What you are asked to do =
Review the material line by line. Identify and copy every line that contains the string "with".

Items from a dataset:
--- start ---

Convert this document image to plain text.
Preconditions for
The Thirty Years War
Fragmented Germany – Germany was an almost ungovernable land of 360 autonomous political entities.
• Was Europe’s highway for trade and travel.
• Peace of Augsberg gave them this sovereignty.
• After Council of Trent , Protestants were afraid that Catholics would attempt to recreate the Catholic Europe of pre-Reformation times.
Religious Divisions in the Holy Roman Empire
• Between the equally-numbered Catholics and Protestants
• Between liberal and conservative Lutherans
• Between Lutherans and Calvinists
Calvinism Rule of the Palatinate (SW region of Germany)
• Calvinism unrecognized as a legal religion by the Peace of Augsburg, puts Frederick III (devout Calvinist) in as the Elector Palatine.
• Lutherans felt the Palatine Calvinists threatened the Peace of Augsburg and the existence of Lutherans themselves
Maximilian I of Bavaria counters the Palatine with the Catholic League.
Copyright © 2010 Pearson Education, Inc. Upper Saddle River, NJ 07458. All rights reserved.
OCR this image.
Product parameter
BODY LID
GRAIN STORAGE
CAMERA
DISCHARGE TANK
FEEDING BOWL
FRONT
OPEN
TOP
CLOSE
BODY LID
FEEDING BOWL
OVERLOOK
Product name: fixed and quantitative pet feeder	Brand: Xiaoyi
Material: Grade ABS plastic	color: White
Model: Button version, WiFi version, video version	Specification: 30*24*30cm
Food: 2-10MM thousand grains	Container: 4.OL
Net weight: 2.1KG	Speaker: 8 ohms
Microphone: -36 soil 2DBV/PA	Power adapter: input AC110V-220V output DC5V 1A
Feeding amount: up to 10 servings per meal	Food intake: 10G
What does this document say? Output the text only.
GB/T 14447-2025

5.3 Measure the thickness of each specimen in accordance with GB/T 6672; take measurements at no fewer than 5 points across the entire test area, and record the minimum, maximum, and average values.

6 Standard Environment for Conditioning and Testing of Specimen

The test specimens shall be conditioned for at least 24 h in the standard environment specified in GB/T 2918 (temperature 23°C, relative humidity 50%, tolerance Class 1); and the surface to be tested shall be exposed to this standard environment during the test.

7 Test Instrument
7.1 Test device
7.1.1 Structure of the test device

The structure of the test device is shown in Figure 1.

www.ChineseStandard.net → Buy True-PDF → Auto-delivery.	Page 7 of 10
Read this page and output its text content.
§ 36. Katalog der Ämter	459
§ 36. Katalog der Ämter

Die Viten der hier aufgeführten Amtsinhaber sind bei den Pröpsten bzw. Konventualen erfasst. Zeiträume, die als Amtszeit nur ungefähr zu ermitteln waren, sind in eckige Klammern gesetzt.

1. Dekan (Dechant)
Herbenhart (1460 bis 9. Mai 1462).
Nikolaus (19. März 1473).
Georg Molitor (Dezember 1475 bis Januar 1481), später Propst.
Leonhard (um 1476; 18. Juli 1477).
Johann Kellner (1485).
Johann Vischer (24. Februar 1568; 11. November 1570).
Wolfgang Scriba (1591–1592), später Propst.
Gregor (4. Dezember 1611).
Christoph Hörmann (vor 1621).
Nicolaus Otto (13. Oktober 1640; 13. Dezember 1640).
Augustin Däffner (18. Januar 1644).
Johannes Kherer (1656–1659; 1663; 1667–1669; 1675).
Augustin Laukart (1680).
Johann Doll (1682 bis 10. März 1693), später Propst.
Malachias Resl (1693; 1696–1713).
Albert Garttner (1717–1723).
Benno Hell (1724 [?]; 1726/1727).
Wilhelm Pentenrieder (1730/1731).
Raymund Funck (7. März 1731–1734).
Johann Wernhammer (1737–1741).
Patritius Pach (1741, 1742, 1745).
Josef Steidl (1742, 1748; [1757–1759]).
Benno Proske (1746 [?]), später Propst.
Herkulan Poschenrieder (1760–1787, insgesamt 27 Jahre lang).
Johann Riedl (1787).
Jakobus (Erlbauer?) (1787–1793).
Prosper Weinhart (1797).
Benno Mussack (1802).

--- end ---

Answer for the task =
Maximilian I of Bavaria counters the Palatine with the Catholic League.
5.3 Measure the thickness of each specimen in accordance with GB/T 6672; take measurements at no fewer than 5 points across the entire test area, and record the minimum, maximum, and average values.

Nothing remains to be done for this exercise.